# START OF Given data

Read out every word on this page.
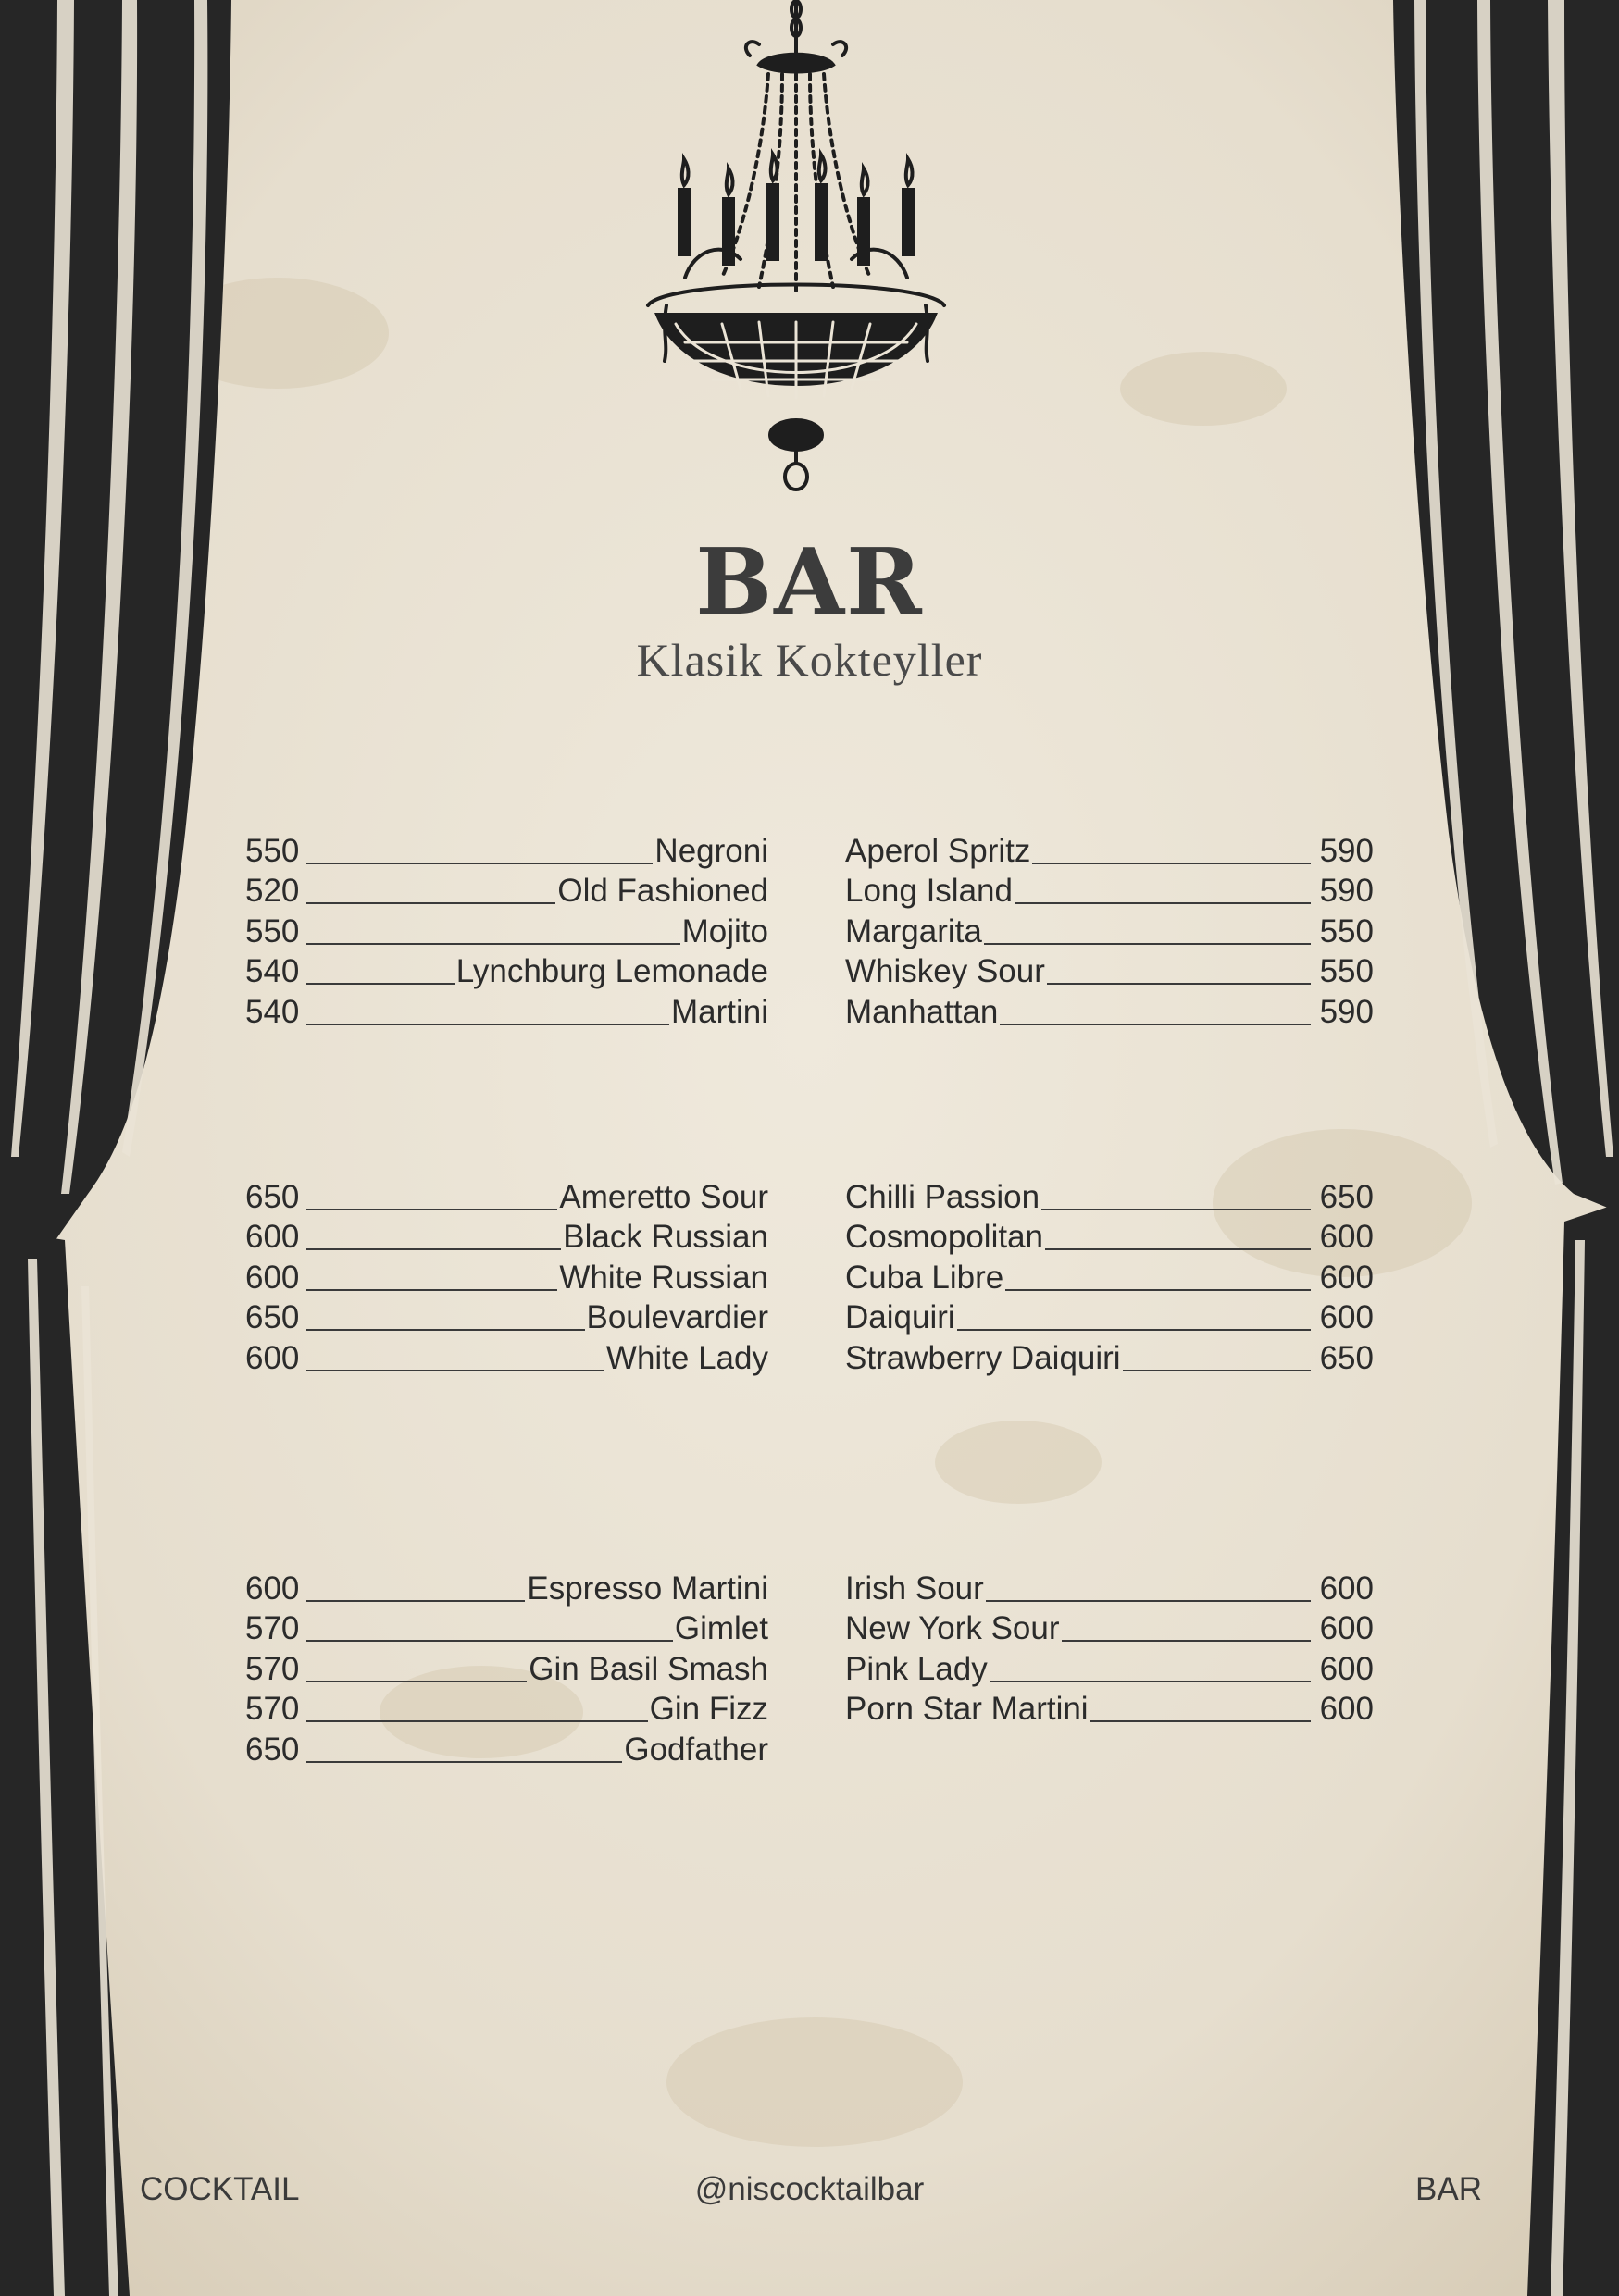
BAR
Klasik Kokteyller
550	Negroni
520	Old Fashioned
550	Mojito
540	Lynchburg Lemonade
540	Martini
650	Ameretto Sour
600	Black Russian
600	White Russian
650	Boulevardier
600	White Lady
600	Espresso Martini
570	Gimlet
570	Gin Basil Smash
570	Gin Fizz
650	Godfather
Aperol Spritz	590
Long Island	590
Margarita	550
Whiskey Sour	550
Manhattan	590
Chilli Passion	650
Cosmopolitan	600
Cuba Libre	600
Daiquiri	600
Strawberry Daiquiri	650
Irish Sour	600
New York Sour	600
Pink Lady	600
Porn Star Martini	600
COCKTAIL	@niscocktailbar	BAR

# END OF Given data

#### [Work required]
Go through the entries above and output them exactly, without pictures.

#### [Solution below]
Read out every word on this page.
BAR
Klasik Kokteyller
550	Negroni
520	Old Fashioned
550	Mojito
540	Lynchburg Lemonade
540	Martini
650	Ameretto Sour
600	Black Russian
600	White Russian
650	Boulevardier
600	White Lady
600	Espresso Martini
570	Gimlet
570	Gin Basil Smash
570	Gin Fizz
650	Godfather
Aperol Spritz	590
Long Island	590
Margarita	550
Whiskey Sour	550
Manhattan	590
Chilli Passion	650
Cosmopolitan	600
Cuba Libre	600
Daiquiri	600
Strawberry Daiquiri	650
Irish Sour	600
New York Sour	600
Pink Lady	600
Porn Star Martini	600
COCKTAIL	@niscocktailbar	BAR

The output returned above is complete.